TEXTO BASE -
════════════════

# Auf jeden Fall



## tutyses

hola alguien me puede explicar que significa Auf jeden fall? la escucho muy seguido y no entiendo que es, me dijieron que es como algo ironico cuando pasa algo malo o algo asi pero sigo sin entender

gracias


----------



## marcoszorrilla

El significado que yo conozco es: *En cualquier caso, en todo caso.
*
Espera otras opiniones.


----------



## zullym

Es lo que Marcos dijo, "En cualquier caso," pero literalmente es "En todo caso." que viene a lo mismo.


----------



## aguachirli

También lo puedes traducir como „de eso puedes estar seguro)


Kommst 	du morgen mit ins Kino? (Vienes mañana al cine?)
Auf 	jeden Fall (De eso puedes estar seguro)
 Coloquialmente se podría contestar también „Auf jeden“.


----------



## tutyses

Mm claro eso era lo que yo sabia pero el otro dia un amigo se tropezo y otro amigo dijo Auf jeden fall :S en ese contexto puede significar otra cosa?


----------



## aguachirli

Pues nunca lo había escuchado así. Igual en ese contexto quiere decir algo como "estaba claro". De todas formas, "Fall" significa también "caída", igual van por allí los tiros ...


----------



## zullym

Tutyses,  en ese contexto es completamente diferente, hasta el auf cambia de significado y lo que quiere decir es Por cada caída.......  o Después de cada caída.......   Espera lo bueno después de lo malo, o algo así.

El contexto es todo.


----------



## Spharadi

En el contexto que tú mencionas se trata de un juego de palabras intraducible al castellano y por supuesto el sentido es irónico. La palabra clave en este Wortspiel es "Fall", que como lo ha señalado zullym quiere decir además de "caso" también "caida".  
Es un poco similar al verbo "acaecer" donde la etimologia de "caer" se ha preservado aunque ya no en el significado.


----------

════════════════

DATOS -
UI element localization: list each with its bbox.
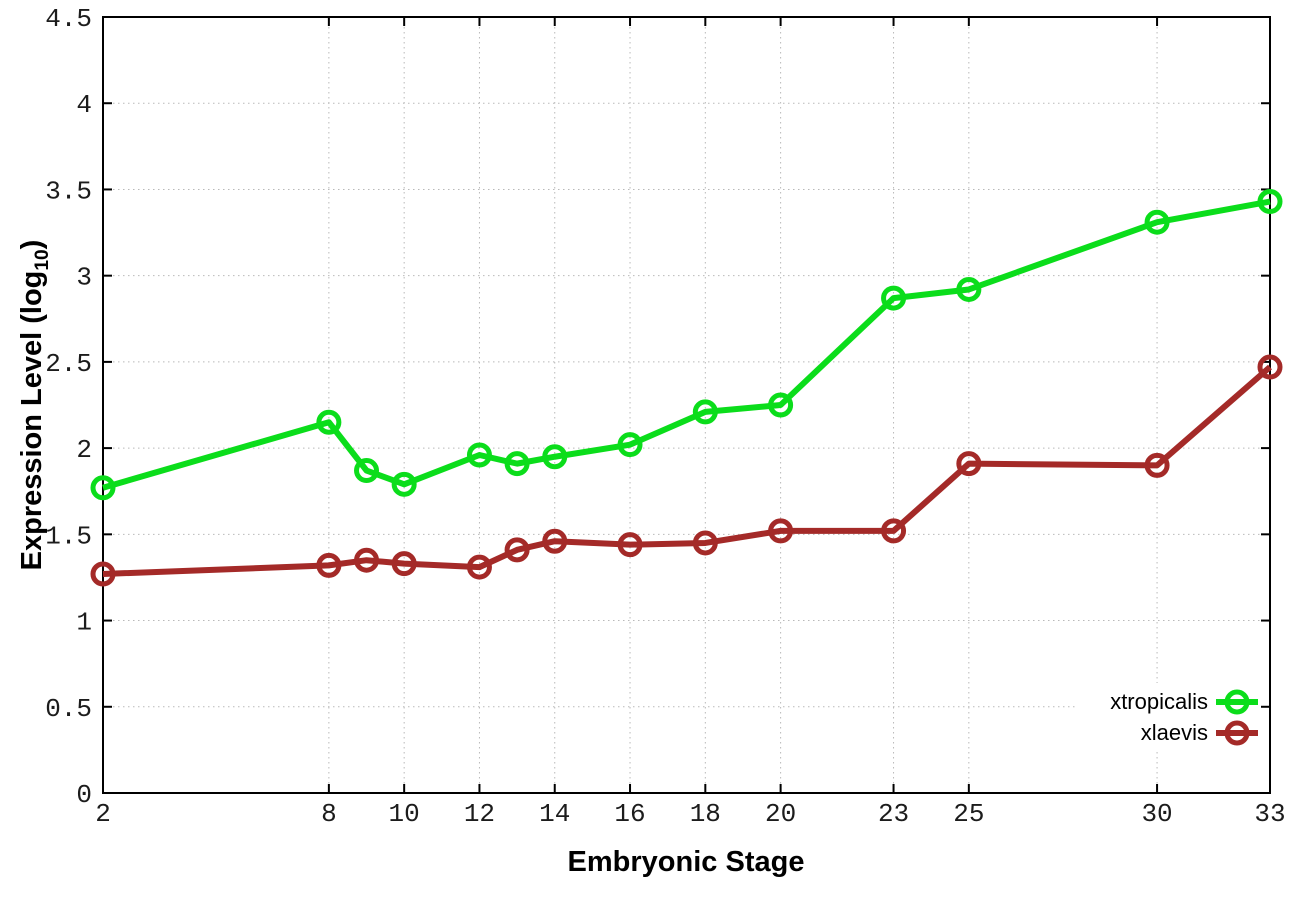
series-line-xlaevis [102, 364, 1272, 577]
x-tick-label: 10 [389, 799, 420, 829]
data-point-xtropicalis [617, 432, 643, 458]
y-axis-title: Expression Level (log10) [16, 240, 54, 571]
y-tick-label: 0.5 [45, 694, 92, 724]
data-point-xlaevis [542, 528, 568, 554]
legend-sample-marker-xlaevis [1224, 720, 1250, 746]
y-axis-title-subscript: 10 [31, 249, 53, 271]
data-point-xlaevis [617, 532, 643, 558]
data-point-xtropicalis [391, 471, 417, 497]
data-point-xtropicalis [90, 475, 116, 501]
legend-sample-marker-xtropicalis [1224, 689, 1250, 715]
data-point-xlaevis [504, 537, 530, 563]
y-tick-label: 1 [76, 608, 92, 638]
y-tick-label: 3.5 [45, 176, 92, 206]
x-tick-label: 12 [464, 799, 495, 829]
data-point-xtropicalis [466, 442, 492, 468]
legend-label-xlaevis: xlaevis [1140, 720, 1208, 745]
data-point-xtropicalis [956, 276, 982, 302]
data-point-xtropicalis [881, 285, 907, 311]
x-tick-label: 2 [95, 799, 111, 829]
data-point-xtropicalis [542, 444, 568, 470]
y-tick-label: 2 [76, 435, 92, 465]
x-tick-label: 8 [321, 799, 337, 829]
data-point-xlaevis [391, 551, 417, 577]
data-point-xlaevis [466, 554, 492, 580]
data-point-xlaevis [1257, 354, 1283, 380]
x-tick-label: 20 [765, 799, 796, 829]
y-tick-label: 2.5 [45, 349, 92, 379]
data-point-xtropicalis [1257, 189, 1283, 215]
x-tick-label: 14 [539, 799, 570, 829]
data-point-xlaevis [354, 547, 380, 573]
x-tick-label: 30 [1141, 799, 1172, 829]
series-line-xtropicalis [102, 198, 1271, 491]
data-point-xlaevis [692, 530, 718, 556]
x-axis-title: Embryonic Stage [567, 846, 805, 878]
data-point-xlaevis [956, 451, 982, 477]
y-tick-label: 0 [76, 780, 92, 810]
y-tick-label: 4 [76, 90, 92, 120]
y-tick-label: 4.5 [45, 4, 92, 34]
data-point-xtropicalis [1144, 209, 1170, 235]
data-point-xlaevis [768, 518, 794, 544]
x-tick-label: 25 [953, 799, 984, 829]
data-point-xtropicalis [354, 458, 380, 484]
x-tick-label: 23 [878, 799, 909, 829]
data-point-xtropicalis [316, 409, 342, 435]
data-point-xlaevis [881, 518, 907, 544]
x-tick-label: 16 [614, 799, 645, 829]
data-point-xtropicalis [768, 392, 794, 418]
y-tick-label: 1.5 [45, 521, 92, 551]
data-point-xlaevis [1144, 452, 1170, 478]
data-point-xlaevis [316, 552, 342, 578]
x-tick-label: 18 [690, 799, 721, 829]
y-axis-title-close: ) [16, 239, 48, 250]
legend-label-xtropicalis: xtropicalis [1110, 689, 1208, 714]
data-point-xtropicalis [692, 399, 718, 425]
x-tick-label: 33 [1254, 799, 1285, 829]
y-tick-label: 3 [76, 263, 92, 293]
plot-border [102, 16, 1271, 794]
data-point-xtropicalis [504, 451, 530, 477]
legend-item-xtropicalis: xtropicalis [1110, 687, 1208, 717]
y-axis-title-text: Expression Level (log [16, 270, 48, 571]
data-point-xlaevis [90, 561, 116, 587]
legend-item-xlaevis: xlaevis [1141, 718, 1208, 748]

════════════════

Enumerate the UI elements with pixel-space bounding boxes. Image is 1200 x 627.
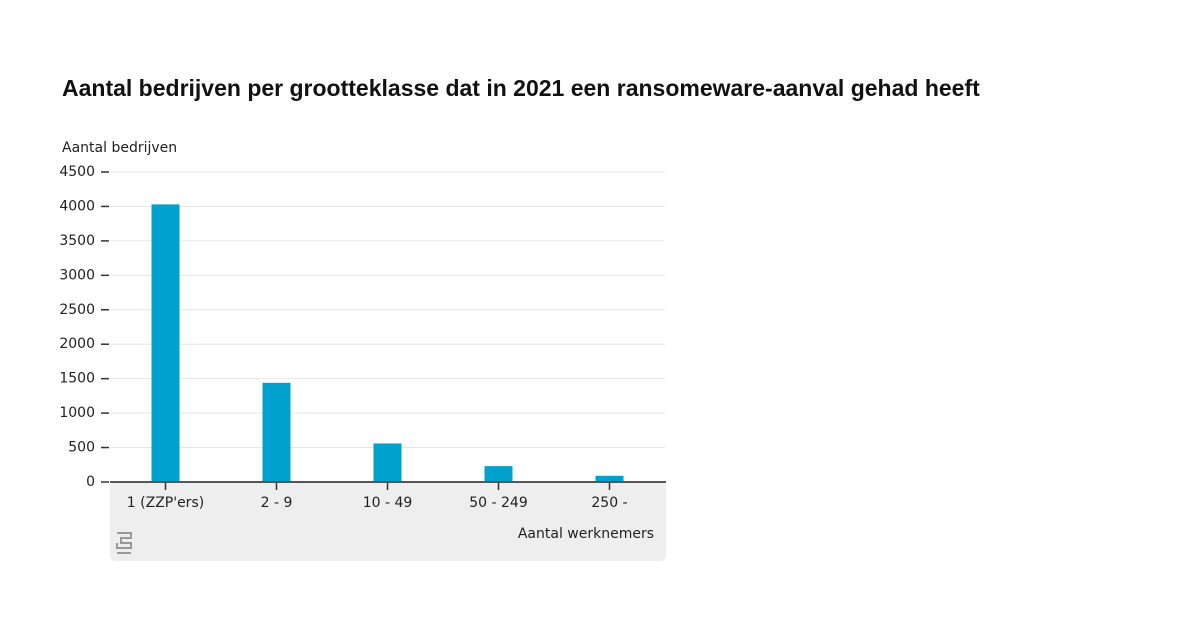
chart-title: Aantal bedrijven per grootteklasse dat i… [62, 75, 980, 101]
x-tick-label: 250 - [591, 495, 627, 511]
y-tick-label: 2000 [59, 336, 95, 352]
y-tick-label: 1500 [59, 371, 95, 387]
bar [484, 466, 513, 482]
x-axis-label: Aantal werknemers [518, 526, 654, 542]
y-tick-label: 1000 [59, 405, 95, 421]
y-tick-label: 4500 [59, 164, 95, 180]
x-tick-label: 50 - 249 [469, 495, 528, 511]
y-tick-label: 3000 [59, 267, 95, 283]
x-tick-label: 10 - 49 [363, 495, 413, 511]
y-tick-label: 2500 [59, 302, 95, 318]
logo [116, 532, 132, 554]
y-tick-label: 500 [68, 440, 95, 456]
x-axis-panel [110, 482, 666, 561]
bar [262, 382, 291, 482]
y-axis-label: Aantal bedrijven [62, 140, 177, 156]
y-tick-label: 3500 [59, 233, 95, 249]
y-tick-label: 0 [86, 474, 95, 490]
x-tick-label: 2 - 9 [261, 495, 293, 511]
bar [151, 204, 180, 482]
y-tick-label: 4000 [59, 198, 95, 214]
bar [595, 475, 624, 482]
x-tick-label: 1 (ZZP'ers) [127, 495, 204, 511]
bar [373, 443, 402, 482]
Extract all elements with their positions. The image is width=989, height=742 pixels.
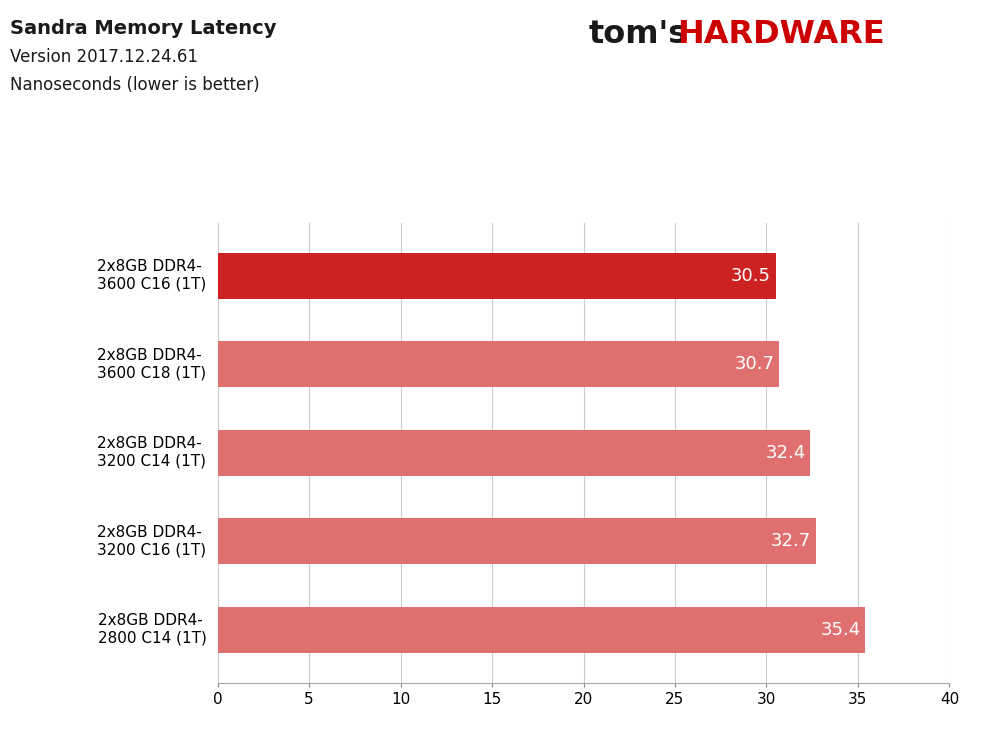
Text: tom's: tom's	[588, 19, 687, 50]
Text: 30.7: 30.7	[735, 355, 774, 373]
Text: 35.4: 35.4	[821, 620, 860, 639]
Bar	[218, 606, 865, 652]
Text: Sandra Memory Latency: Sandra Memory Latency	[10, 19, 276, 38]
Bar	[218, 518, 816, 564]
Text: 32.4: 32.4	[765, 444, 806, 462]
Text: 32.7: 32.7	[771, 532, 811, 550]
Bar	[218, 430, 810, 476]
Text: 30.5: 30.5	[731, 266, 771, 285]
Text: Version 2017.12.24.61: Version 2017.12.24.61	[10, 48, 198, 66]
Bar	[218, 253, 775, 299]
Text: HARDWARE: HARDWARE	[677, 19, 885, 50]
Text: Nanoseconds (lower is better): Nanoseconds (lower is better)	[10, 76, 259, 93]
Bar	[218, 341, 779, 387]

════════════════

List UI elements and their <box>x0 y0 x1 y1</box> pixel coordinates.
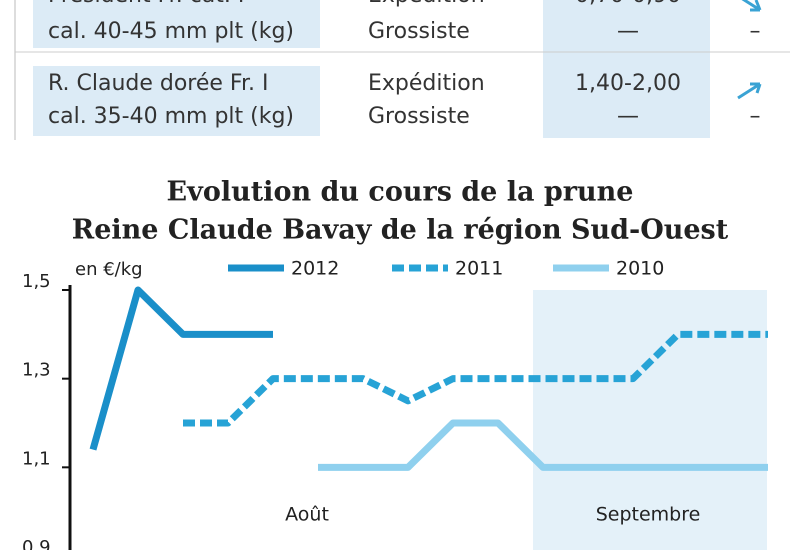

════════════════

Transcribe sin cambios el pasaje del hilo sobre «Auf jeden Fall» que va de "## Spharadi" a "en el significado.".

RESPUESTA -
## Spharadi

En el contexto que tú mencionas se trata de un juego de palabras intraducible al castellano y por supuesto el sentido es irónico. La palabra clave en este Wortspiel es "Fall", que como lo ha señalado zullym quiere decir además de "caso" también "caida".  
Es un poco similar al verbo "acaecer" donde la etimologia de "caer" se ha preservado aunque ya no en el significado.